### DATA
+ + + +
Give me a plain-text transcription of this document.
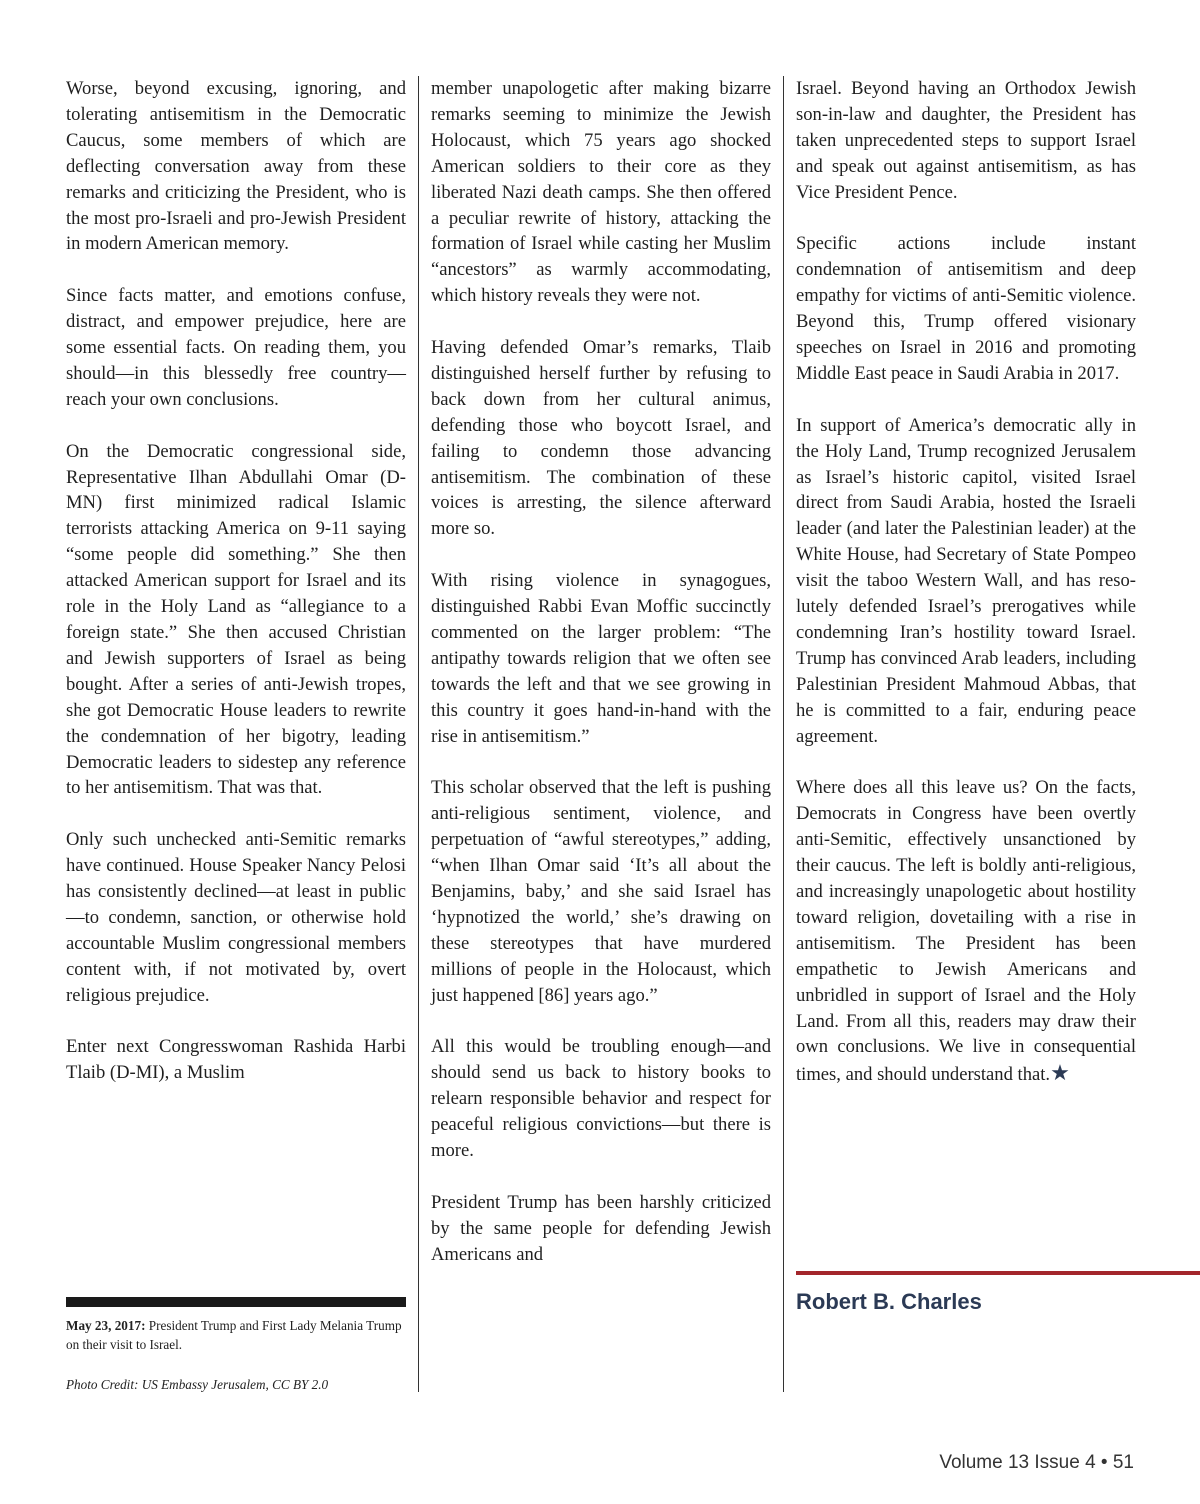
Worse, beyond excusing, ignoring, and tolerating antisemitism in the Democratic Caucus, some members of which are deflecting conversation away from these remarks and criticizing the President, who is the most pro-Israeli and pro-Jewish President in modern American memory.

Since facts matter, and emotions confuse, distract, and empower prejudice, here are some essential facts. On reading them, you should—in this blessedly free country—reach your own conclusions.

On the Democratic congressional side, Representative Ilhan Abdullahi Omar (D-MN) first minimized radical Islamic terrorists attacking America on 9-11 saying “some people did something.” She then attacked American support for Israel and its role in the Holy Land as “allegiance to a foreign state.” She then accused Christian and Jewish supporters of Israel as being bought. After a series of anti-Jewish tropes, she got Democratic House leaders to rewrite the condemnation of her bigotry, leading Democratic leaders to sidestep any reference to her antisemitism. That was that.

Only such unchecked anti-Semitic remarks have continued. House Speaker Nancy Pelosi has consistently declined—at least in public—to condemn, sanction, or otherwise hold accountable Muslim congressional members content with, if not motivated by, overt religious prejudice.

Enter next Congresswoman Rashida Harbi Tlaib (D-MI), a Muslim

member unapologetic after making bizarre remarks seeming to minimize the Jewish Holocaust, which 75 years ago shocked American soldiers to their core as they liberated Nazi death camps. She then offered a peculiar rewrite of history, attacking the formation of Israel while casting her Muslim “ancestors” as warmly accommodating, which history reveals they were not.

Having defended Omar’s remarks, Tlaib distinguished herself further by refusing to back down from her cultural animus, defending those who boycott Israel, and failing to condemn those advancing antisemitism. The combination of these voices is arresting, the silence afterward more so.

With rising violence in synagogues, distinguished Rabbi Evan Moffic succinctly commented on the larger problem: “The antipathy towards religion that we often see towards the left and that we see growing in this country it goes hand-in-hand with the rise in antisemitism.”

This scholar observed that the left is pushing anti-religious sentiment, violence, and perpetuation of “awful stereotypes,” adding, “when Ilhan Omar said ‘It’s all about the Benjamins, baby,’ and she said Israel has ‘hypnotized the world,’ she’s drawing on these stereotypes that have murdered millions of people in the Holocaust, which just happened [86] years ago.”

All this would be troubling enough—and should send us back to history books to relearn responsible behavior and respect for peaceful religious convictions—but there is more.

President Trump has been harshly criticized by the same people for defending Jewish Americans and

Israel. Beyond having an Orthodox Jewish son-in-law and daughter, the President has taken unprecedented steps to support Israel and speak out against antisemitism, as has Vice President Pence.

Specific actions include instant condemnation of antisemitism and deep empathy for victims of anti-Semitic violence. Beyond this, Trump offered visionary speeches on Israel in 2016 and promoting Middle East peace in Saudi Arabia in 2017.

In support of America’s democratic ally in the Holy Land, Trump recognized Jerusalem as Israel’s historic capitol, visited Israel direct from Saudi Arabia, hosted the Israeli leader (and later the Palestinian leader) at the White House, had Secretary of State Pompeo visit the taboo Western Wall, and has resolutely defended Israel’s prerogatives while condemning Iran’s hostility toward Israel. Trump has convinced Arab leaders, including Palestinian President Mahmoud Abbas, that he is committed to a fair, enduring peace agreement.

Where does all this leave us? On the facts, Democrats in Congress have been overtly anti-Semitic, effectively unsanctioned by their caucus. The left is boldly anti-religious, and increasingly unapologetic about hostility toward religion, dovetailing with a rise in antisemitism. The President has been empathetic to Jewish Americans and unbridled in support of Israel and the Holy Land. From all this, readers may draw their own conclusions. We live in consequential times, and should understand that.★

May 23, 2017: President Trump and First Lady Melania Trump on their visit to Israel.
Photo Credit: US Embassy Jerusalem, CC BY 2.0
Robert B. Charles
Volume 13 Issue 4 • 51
+ + + +
### TASK OBJECTIVE
Your task is to gather all lines from the entries above that hold the word "then".

### FULL ANSWER
On the Democratic congressional side, Representative Ilhan Abdullahi Omar (D-MN) first minimized radical Islamic terrorists attacking America on 9-11 saying “some people did something.” She then attacked American support for Israel and its role in the Holy Land as “allegiance to a foreign state.” She then accused Christian and Jewish supporters of Israel as being bought. After a series of anti-Jewish tropes, she got Democratic House leaders to rewrite the condemnation of her bigotry, leading Democratic leaders to sidestep any reference to her antisemitism. That was that.
member unapologetic after making bizarre remarks seeming to minimize the Jewish Holocaust, which 75 years ago shocked American soldiers to their core as they liberated Nazi death camps. She then offered a peculiar rewrite of history, attacking the formation of Israel while casting her Muslim “ancestors” as warmly accommodating, which history reveals they were not.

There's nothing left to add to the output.